* YOUR INSTRUCTIONS: Write the records out again, precisely as they stand.

* MATERIAL PROVIDED:
★ ★ ★ ★ ★ ★ ★

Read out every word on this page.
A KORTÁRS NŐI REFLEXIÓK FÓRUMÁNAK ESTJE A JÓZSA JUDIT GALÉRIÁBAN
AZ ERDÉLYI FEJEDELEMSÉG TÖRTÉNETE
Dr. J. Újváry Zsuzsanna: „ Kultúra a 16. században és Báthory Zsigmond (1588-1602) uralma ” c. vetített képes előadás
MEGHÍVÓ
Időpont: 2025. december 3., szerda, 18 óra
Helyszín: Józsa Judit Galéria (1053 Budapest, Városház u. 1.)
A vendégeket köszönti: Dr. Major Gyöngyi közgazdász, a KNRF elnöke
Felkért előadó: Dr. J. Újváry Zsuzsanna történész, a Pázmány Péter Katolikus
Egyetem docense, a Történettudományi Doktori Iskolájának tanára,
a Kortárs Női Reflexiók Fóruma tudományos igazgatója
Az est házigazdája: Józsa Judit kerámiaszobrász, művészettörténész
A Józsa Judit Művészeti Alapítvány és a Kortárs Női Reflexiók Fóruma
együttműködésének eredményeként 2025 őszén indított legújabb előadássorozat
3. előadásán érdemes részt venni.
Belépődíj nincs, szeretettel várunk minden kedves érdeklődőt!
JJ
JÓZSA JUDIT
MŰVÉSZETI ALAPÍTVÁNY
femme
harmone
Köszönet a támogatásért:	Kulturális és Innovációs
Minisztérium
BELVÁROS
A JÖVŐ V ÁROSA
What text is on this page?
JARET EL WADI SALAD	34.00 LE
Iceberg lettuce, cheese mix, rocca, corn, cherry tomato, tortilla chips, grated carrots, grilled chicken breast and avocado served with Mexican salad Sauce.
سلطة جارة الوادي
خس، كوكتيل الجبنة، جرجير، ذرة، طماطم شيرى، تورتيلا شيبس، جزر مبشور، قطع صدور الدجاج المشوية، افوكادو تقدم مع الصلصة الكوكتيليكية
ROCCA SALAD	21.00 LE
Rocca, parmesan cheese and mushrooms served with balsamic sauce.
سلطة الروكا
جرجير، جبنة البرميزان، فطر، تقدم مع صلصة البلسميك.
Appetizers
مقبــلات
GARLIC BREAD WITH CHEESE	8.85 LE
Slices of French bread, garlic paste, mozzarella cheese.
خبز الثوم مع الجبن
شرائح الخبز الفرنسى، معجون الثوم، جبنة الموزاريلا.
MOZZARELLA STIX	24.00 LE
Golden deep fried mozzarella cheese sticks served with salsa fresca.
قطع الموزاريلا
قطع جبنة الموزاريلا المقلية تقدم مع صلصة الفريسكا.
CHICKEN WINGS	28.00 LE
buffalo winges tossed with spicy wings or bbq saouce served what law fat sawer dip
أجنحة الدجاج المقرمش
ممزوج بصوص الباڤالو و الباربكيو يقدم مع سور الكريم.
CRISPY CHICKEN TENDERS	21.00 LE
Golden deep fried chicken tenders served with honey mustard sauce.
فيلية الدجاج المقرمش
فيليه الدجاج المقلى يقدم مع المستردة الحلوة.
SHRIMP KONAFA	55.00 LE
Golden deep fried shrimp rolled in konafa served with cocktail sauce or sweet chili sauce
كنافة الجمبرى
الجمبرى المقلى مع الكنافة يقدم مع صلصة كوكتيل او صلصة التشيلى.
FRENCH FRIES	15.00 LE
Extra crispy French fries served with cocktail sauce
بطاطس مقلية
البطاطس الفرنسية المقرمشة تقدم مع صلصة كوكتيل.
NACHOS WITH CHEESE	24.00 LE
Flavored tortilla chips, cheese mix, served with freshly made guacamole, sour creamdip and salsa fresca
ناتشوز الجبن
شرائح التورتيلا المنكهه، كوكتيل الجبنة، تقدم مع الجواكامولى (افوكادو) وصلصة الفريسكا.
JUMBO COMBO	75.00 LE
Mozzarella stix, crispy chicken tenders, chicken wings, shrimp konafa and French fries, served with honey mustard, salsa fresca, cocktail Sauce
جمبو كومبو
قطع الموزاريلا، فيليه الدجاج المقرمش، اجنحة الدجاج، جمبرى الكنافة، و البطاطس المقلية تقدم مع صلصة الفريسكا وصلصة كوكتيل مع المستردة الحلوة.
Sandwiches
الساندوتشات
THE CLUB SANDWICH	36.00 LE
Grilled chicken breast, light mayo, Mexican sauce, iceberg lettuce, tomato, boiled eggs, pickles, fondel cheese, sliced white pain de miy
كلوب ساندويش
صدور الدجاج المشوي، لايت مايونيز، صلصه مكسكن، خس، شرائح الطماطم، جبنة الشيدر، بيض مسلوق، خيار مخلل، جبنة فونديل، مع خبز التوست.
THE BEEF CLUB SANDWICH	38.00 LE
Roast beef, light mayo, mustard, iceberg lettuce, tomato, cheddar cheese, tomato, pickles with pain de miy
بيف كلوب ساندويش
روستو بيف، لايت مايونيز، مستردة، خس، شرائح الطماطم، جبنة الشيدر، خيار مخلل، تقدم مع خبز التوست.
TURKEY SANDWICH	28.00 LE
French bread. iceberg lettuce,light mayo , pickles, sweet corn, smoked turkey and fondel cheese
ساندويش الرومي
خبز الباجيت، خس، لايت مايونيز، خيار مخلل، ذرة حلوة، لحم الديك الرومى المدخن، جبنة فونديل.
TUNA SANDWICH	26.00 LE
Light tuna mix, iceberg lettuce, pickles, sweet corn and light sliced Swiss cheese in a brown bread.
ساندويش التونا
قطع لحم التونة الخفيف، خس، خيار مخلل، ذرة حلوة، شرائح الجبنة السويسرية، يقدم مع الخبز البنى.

★ ★ ★ ★ ★ ★ ★

* WRITTEN REPLY:
Read out every word on this page.
A KORTÁRS NŐI REFLEXIÓK FÓRUMÁNAK ESTJE A JÓZSA JUDIT GALÉRIÁBAN
AZ ERDÉLYI FEJEDELEMSÉG TÖRTÉNETE
Dr. J. Újváry Zsuzsanna: „ Kultúra a 16. században és Báthory Zsigmond (1588-1602) uralma ” c. vetített képes előadás
MEGHÍVÓ
Időpont: 2025. december 3., szerda, 18 óra
Helyszín: Józsa Judit Galéria (1053 Budapest, Városház u. 1.)
A vendégeket köszönti: Dr. Major Gyöngyi közgazdász, a KNRF elnöke
Felkért előadó: Dr. J. Újváry Zsuzsanna történész, a Pázmány Péter Katolikus
Egyetem docense, a Történettudományi Doktori Iskolájának tanára,
a Kortárs Női Reflexiók Fóruma tudományos igazgatója
Az est házigazdája: Józsa Judit kerámiaszobrász, művészettörténész
A Józsa Judit Művészeti Alapítvány és a Kortárs Női Reflexiók Fóruma
együttműködésének eredményeként 2025 őszén indított legújabb előadássorozat
3. előadásán érdemes részt venni.
Belépődíj nincs, szeretettel várunk minden kedves érdeklődőt!
JJ
JÓZSA JUDIT
MŰVÉSZETI ALAPÍTVÁNY
femme
harmone
Köszönet a támogatásért:	Kulturális és Innovációs
Minisztérium
BELVÁROS
A JÖVŐ V ÁROSA
What text is on this page?
JARET EL WADI SALAD	34.00 LE
Iceberg lettuce, cheese mix, rocca, corn, cherry tomato, tortilla chips, grated carrots, grilled chicken breast and avocado served with Mexican salad Sauce.
سلطة جارة الوادي
خس، كوكتيل الجبنة، جرجير، ذرة، طماطم شيرى، تورتيلا شيبس، جزر مبشور، قطع صدور الدجاج المشوية، افوكادو تقدم مع الصلصة الكوكتيليكية
ROCCA SALAD	21.00 LE
Rocca, parmesan cheese and mushrooms served with balsamic sauce.
سلطة الروكا
جرجير، جبنة البرميزان، فطر، تقدم مع صلصة البلسميك.
Appetizers
مقبــلات
GARLIC BREAD WITH CHEESE	8.85 LE
Slices of French bread, garlic paste, mozzarella cheese.
خبز الثوم مع الجبن
شرائح الخبز الفرنسى، معجون الثوم، جبنة الموزاريلا.
MOZZARELLA STIX	24.00 LE
Golden deep fried mozzarella cheese sticks served with salsa fresca.
قطع الموزاريلا
قطع جبنة الموزاريلا المقلية تقدم مع صلصة الفريسكا.
CHICKEN WINGS	28.00 LE
buffalo winges tossed with spicy wings or bbq saouce served what law fat sawer dip
أجنحة الدجاج المقرمش
ممزوج بصوص الباڤالو و الباربكيو يقدم مع سور الكريم.
CRISPY CHICKEN TENDERS	21.00 LE
Golden deep fried chicken tenders served with honey mustard sauce.
فيلية الدجاج المقرمش
فيليه الدجاج المقلى يقدم مع المستردة الحلوة.
SHRIMP KONAFA	55.00 LE
Golden deep fried shrimp rolled in konafa served with cocktail sauce or sweet chili sauce
كنافة الجمبرى
الجمبرى المقلى مع الكنافة يقدم مع صلصة كوكتيل او صلصة التشيلى.
FRENCH FRIES	15.00 LE
Extra crispy French fries served with cocktail sauce
بطاطس مقلية
البطاطس الفرنسية المقرمشة تقدم مع صلصة كوكتيل.
NACHOS WITH CHEESE	24.00 LE
Flavored tortilla chips, cheese mix, served with freshly made guacamole, sour creamdip and salsa fresca
ناتشوز الجبن
شرائح التورتيلا المنكهه، كوكتيل الجبنة، تقدم مع الجواكامولى (افوكادو) وصلصة الفريسكا.
JUMBO COMBO	75.00 LE
Mozzarella stix, crispy chicken tenders, chicken wings, shrimp konafa and French fries, served with honey mustard, salsa fresca, cocktail Sauce
جمبو كومبو
قطع الموزاريلا، فيليه الدجاج المقرمش، اجنحة الدجاج، جمبرى الكنافة، و البطاطس المقلية تقدم مع صلصة الفريسكا وصلصة كوكتيل مع المستردة الحلوة.
Sandwiches
الساندوتشات
THE CLUB SANDWICH	36.00 LE
Grilled chicken breast, light mayo, Mexican sauce, iceberg lettuce, tomato, boiled eggs, pickles, fondel cheese, sliced white pain de miy
كلوب ساندويش
صدور الدجاج المشوي، لايت مايونيز، صلصه مكسكن، خس، شرائح الطماطم، جبنة الشيدر، بيض مسلوق، خيار مخلل، جبنة فونديل، مع خبز التوست.
THE BEEF CLUB SANDWICH	38.00 LE
Roast beef, light mayo, mustard, iceberg lettuce, tomato, cheddar cheese, tomato, pickles with pain de miy
بيف كلوب ساندويش
روستو بيف، لايت مايونيز، مستردة، خس، شرائح الطماطم، جبنة الشيدر، خيار مخلل، تقدم مع خبز التوست.
TURKEY SANDWICH	28.00 LE
French bread. iceberg lettuce,light mayo , pickles, sweet corn, smoked turkey and fondel cheese
ساندويش الرومي
خبز الباجيت، خس، لايت مايونيز، خيار مخلل، ذرة حلوة، لحم الديك الرومى المدخن، جبنة فونديل.
TUNA SANDWICH	26.00 LE
Light tuna mix, iceberg lettuce, pickles, sweet corn and light sliced Swiss cheese in a brown bread.
ساندويش التونا
قطع لحم التونة الخفيف، خس، خيار مخلل، ذرة حلوة، شرائح الجبنة السويسرية، يقدم مع الخبز البنى.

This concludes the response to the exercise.